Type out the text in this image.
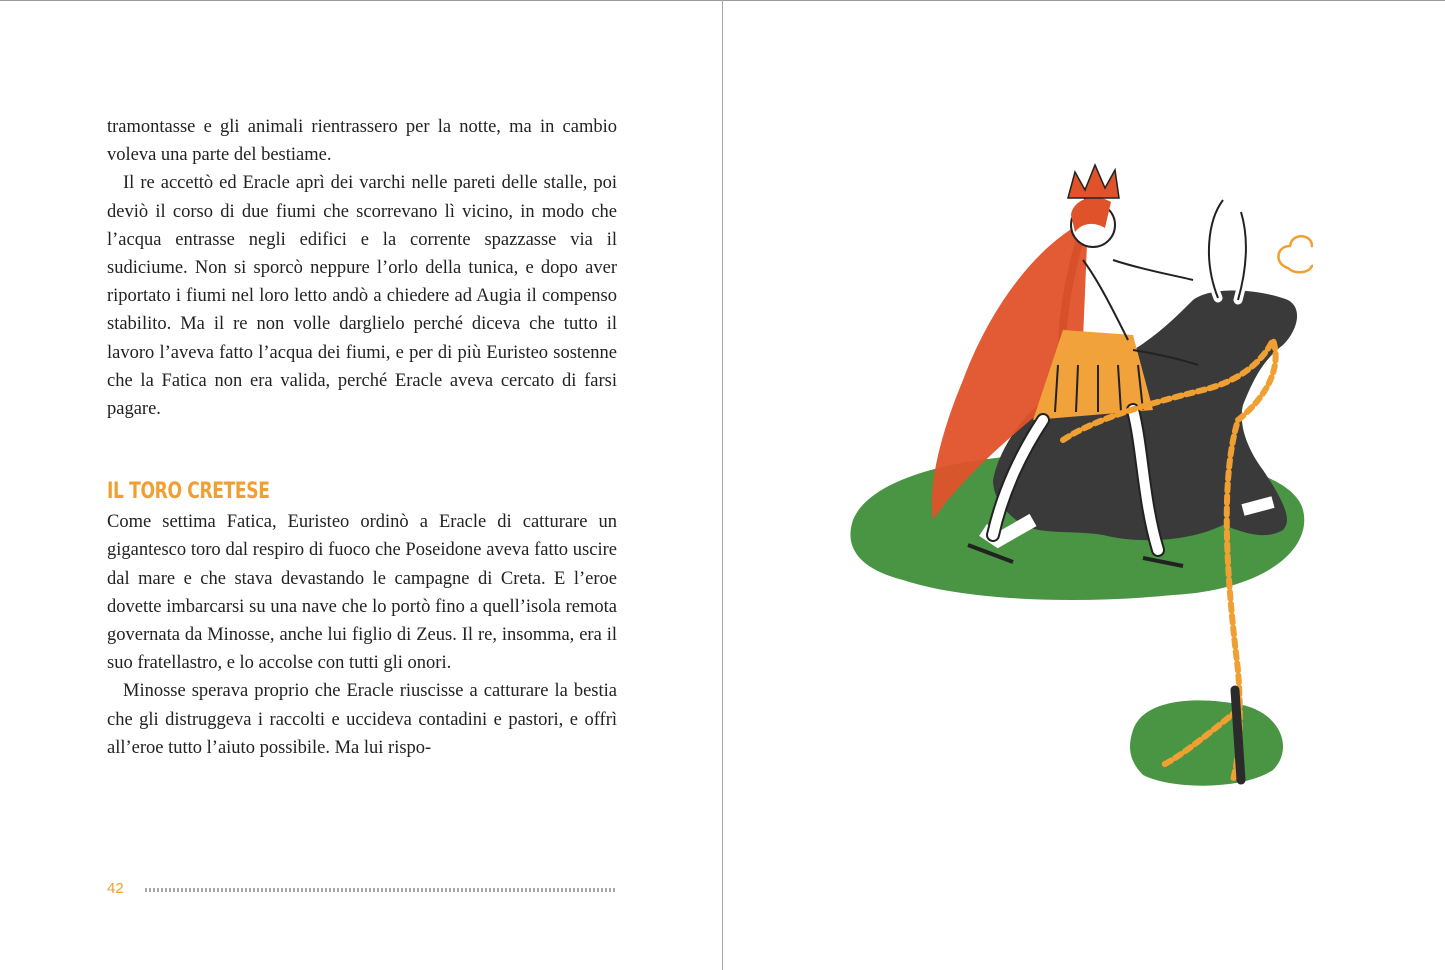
tramontasse e gli animali rientrassero per la notte, ma in cambio voleva una parte del bestiame.

Il re accettò ed Eracle aprì dei varchi nelle pareti delle stalle, poi deviò il corso di due fiumi che scorrevano lì vicino, in modo che l’acqua entrasse negli edifici e la corrente spazzasse via il sudiciume. Non si sporcò neppure l’orlo della tunica, e dopo aver riportato i fiumi nel loro letto andò a chiedere ad Augia il compenso stabilito. Ma il re non volle darglielo perché diceva che tutto il lavoro l’aveva fatto l’acqua dei fiumi, e per di più Euristeo sostenne che la Fatica non era valida, perché Eracle aveva cercato di farsi pagare.

IL TORO CRETESE

Come settima Fatica, Euristeo ordinò a Eracle di catturare un gigantesco toro dal respiro di fuoco che Poseidone aveva fatto uscire dal mare e che stava devastando le campagne di Creta. E l’eroe dovette imbarcarsi su una nave che lo portò fino a quell’isola remota governata da Minosse, anche lui figlio di Zeus. Il re, insomma, era il suo fratellastro, e lo accolse con tutti gli onori.

Minosse sperava proprio che Eracle riuscisse a catturare la bestia che gli distruggeva i raccolti e uccideva contadini e pastori, e offrì all’eroe tutto l’aiuto possibile. Ma lui rispo-

42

+++++

## [WHAT THE TASK REQUIRES]
Repeat the records in full, exactly as they appear, without the pictures.

## [THE RESULT]
Type out the text in this image.
tramontasse e gli animali rientrassero per la notte, ma in cambio voleva una parte del bestiame.

Il re accettò ed Eracle aprì dei varchi nelle pareti delle stalle, poi deviò il corso di due fiumi che scorrevano lì vicino, in modo che l’acqua entrasse negli edifici e la corrente spazzasse via il sudiciume. Non si sporcò neppure l’orlo della tunica, e dopo aver riportato i fiumi nel loro letto andò a chiedere ad Augia il compenso stabilito. Ma il re non volle darglielo perché diceva che tutto il lavoro l’aveva fatto l’acqua dei fiumi, e per di più Euristeo sostenne che la Fatica non era valida, perché Eracle aveva cercato di farsi pagare.

IL TORO CRETESE

Come settima Fatica, Euristeo ordinò a Eracle di catturare un gigantesco toro dal respiro di fuoco che Poseidone aveva fatto uscire dal mare e che stava devastando le campagne di Creta. E l’eroe dovette imbarcarsi su una nave che lo portò fino a quell’isola remota governata da Minosse, anche lui figlio di Zeus. Il re, insomma, era il suo fratellastro, e lo accolse con tutti gli onori.

Minosse sperava proprio che Eracle riuscisse a catturare la bestia che gli distruggeva i raccolti e uccideva contadini e pastori, e offrì all’eroe tutto l’aiuto possibile. Ma lui rispo-

42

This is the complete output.